## begin

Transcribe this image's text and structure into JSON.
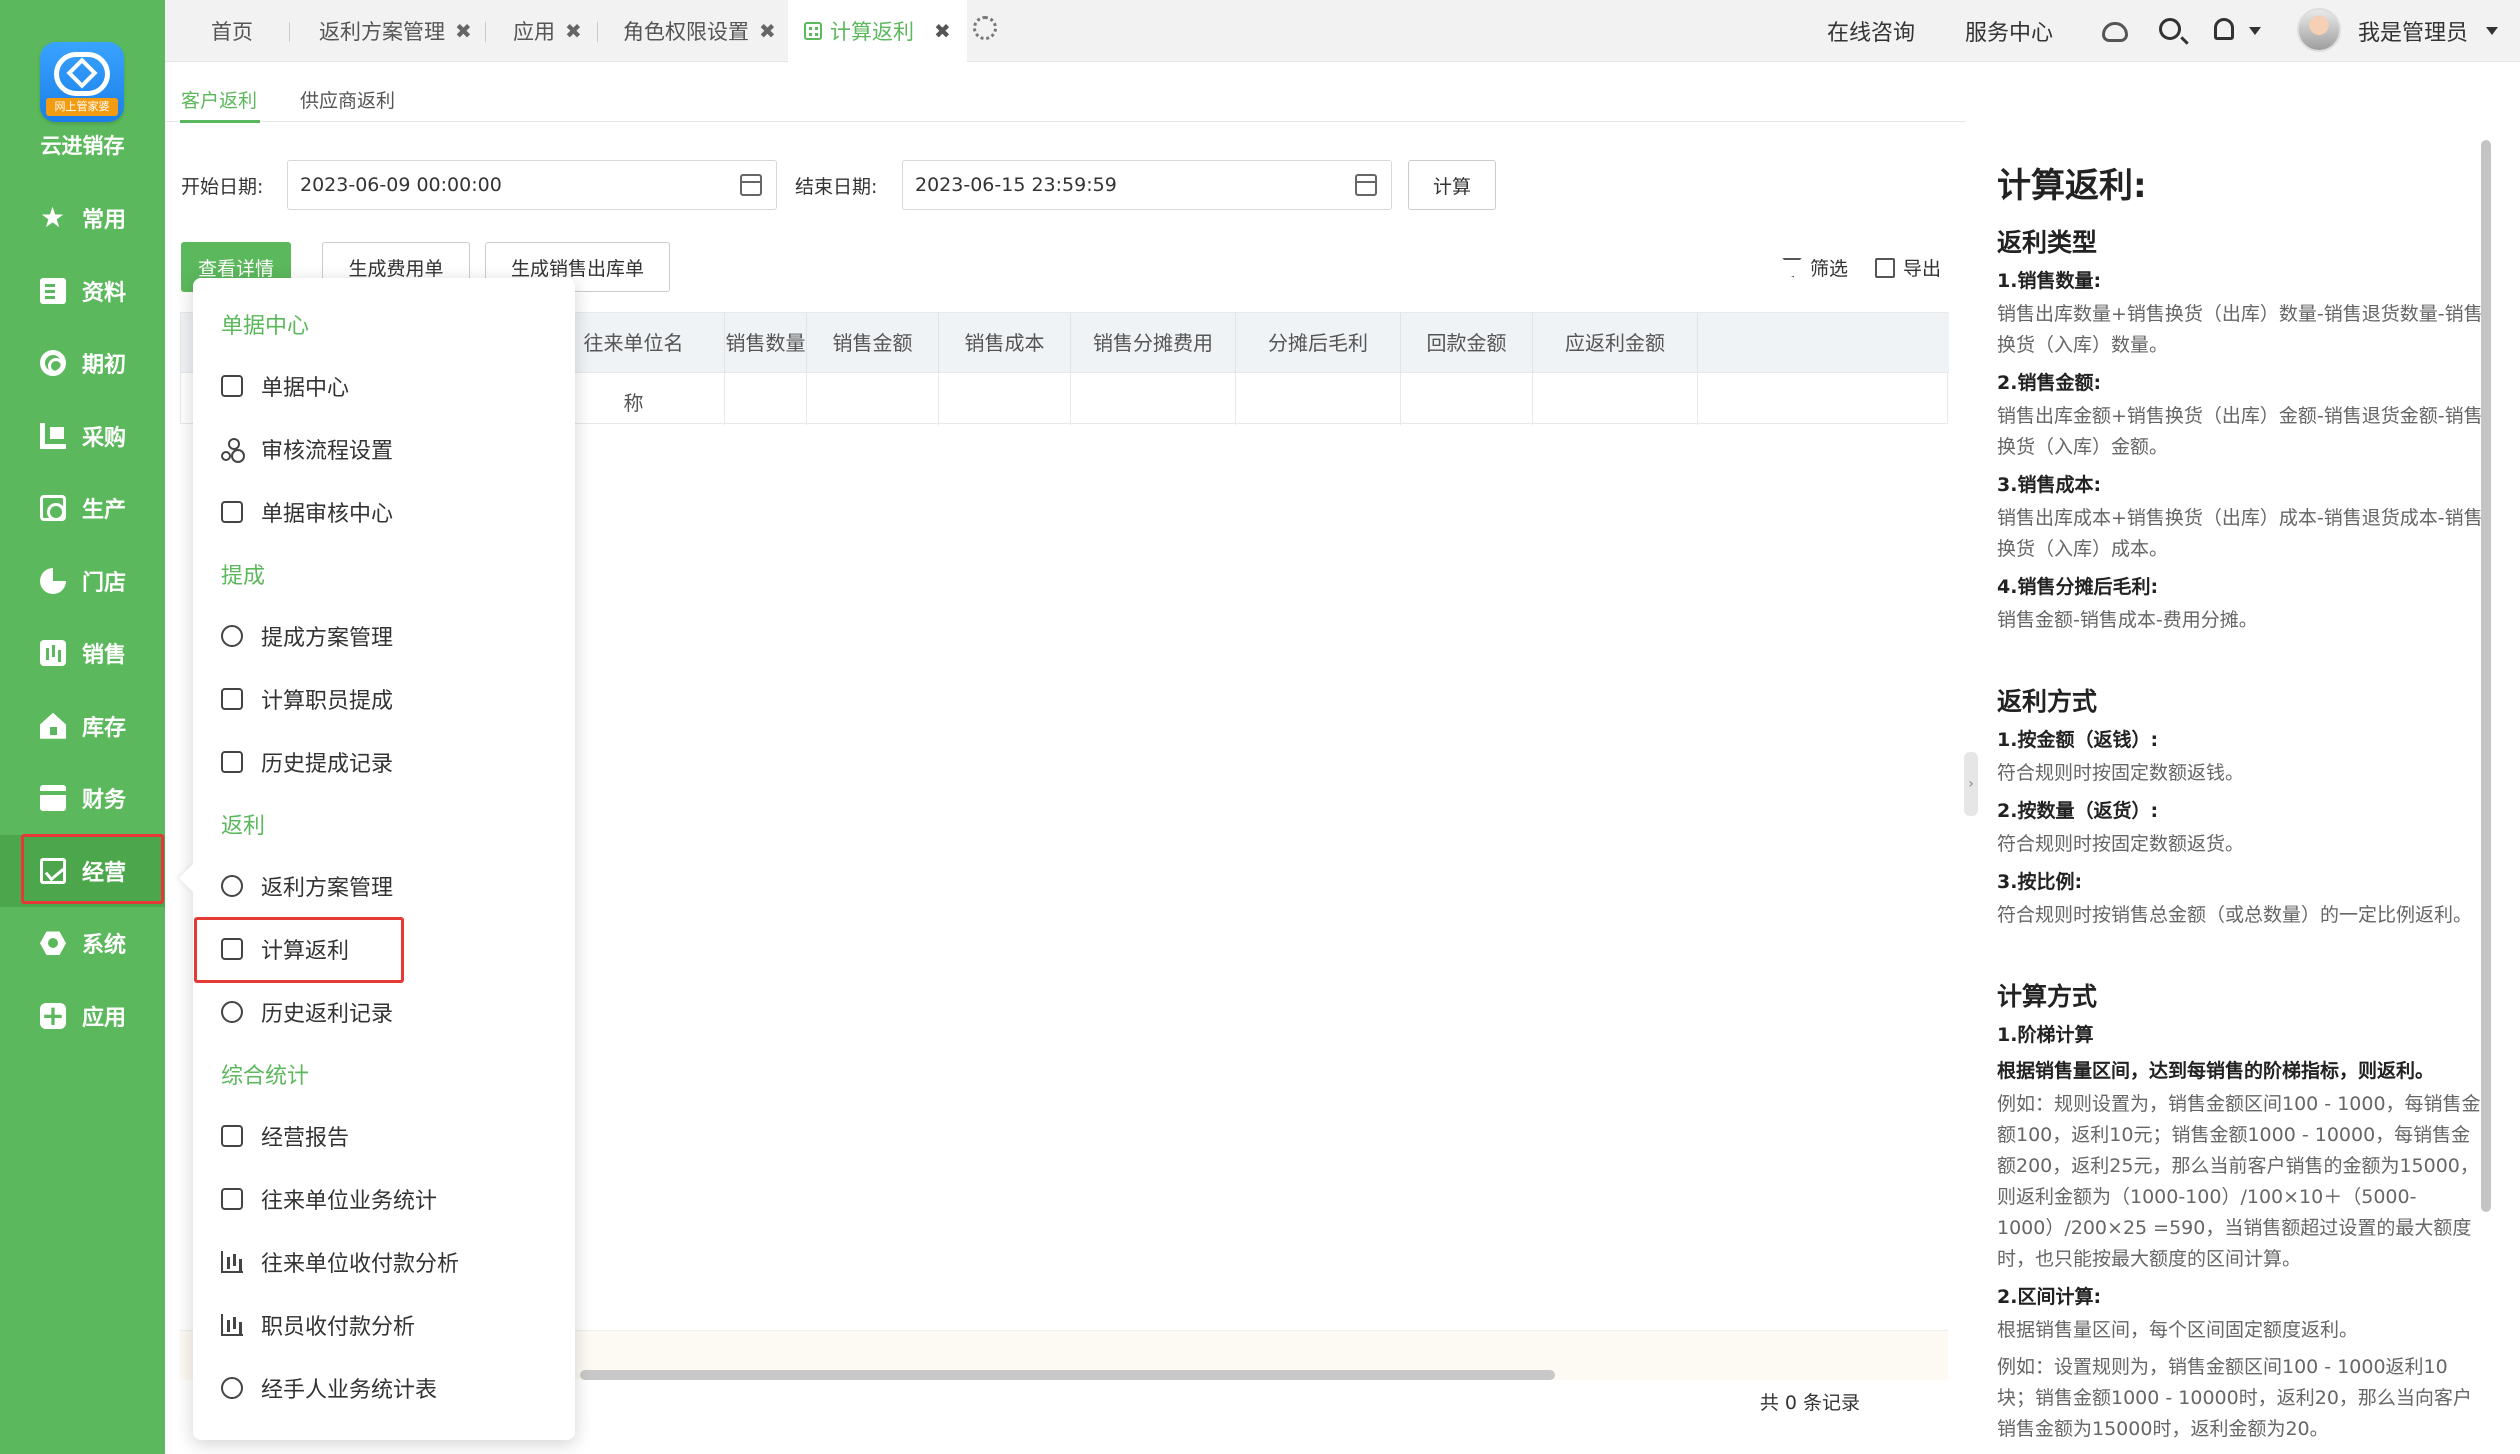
{
  "sidebar": {
    "logo_tag": "网上管家婆",
    "app_name": "云进销存",
    "items": [
      {
        "label": "常用",
        "icon": "star-icon"
      },
      {
        "label": "资料",
        "icon": "document-icon"
      },
      {
        "label": "期初",
        "icon": "target-icon"
      },
      {
        "label": "采购",
        "icon": "purchase-icon"
      },
      {
        "label": "生产",
        "icon": "production-icon"
      },
      {
        "label": "门店",
        "icon": "pie-icon"
      },
      {
        "label": "销售",
        "icon": "bar-chart-icon"
      },
      {
        "label": "库存",
        "icon": "house-icon"
      },
      {
        "label": "财务",
        "icon": "safe-icon"
      },
      {
        "label": "经营",
        "icon": "trend-icon",
        "active": true
      },
      {
        "label": "系统",
        "icon": "hexagon-icon"
      },
      {
        "label": "应用",
        "icon": "plus-icon"
      }
    ]
  },
  "tabs": [
    {
      "label": "首页",
      "closable": false
    },
    {
      "label": "返利方案管理",
      "closable": true
    },
    {
      "label": "应用",
      "closable": true
    },
    {
      "label": "角色权限设置",
      "closable": true
    },
    {
      "label": "计算返利",
      "closable": true,
      "active": true
    }
  ],
  "topbar": {
    "online_consult": "在线咨询",
    "service_center": "服务中心",
    "user_name": "我是管理员"
  },
  "subtabs": [
    "客户返利",
    "供应商返利"
  ],
  "filters": {
    "start_label": "开始日期:",
    "start_value": "2023-06-09 00:00:00",
    "end_label": "结束日期:",
    "end_value": "2023-06-15 23:59:59",
    "calc_button": "计算"
  },
  "actions": {
    "view_detail": "查看详情",
    "gen_expense": "生成费用单",
    "gen_sales_out": "生成销售出库单",
    "filter": "筛选",
    "export": "导出"
  },
  "table": {
    "columns": [
      "往来单位名称",
      "销售数量",
      "销售金额",
      "销售成本",
      "销售分摊费用",
      "分摊后毛利",
      "回款金额",
      "应返利金额"
    ],
    "rows": [],
    "footer": "共 0 条记录"
  },
  "dropdown": {
    "sections": [
      {
        "title": "单据中心",
        "items": [
          "单据中心",
          "审核流程设置",
          "单据审核中心"
        ]
      },
      {
        "title": "提成",
        "items": [
          "提成方案管理",
          "计算职员提成",
          "历史提成记录"
        ]
      },
      {
        "title": "返利",
        "items": [
          "返利方案管理",
          "计算返利",
          "历史返利记录"
        ]
      },
      {
        "title": "综合统计",
        "items": [
          "经营报告",
          "往来单位业务统计",
          "往来单位收付款分析",
          "职员收付款分析",
          "经手人业务统计表"
        ]
      }
    ]
  },
  "help": {
    "title": "计算返利:",
    "rebate_type": {
      "heading": "返利类型",
      "items": [
        {
          "name": "1.销售数量:",
          "desc": "销售出库数量+销售换货（出库）数量-销售退货数量-销售换货（入库）数量。"
        },
        {
          "name": "2.销售金额:",
          "desc": "销售出库金额+销售换货（出库）金额-销售退货金额-销售换货（入库）金额。"
        },
        {
          "name": "3.销售成本:",
          "desc": "销售出库成本+销售换货（出库）成本-销售退货成本-销售换货（入库）成本。"
        },
        {
          "name": "4.销售分摊后毛利:",
          "desc": "销售金额-销售成本-费用分摊。"
        }
      ]
    },
    "rebate_method": {
      "heading": "返利方式",
      "items": [
        {
          "name": "1.按金额（返钱）:",
          "desc": "符合规则时按固定数额返钱。"
        },
        {
          "name": "2.按数量（返货）:",
          "desc": "符合规则时按固定数额返货。"
        },
        {
          "name": "3.按比例:",
          "desc": "符合规则时按销售总金额（或总数量）的一定比例返利。"
        }
      ]
    },
    "calc_method": {
      "heading": "计算方式",
      "step_name": "1.阶梯计算",
      "step_rule": "根据销售量区间，达到每销售的阶梯指标，则返利。",
      "step_example": "例如：规则设置为，销售金额区间100 - 1000，每销售金额100，返利10元；销售金额1000 - 10000，每销售金额200，返利25元，那么当前客户销售的金额为15000，则返利金额为（1000-100）/100×10＋（5000-1000）/200×25 =590，当销售额超过设置的最大额度时，也只能按最大额度的区间计算。",
      "range_name": "2.区间计算:",
      "range_rule": "根据销售量区间，每个区间固定额度返利。",
      "range_example": "例如：设置规则为，销售金额区间100 - 1000返利10块；销售金额1000 - 10000时，返利20，那么当向客户销售金额为15000时，返利金额为20。"
    }
  },
  "colors": {
    "brand": "#5cb85c",
    "highlight": "#e53935"
  }
}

## end

Look over the listing. Pull out every line with the string "heading" in it.

      "heading": "返利类型",
      "heading": "返利方式",
      "heading": "计算方式",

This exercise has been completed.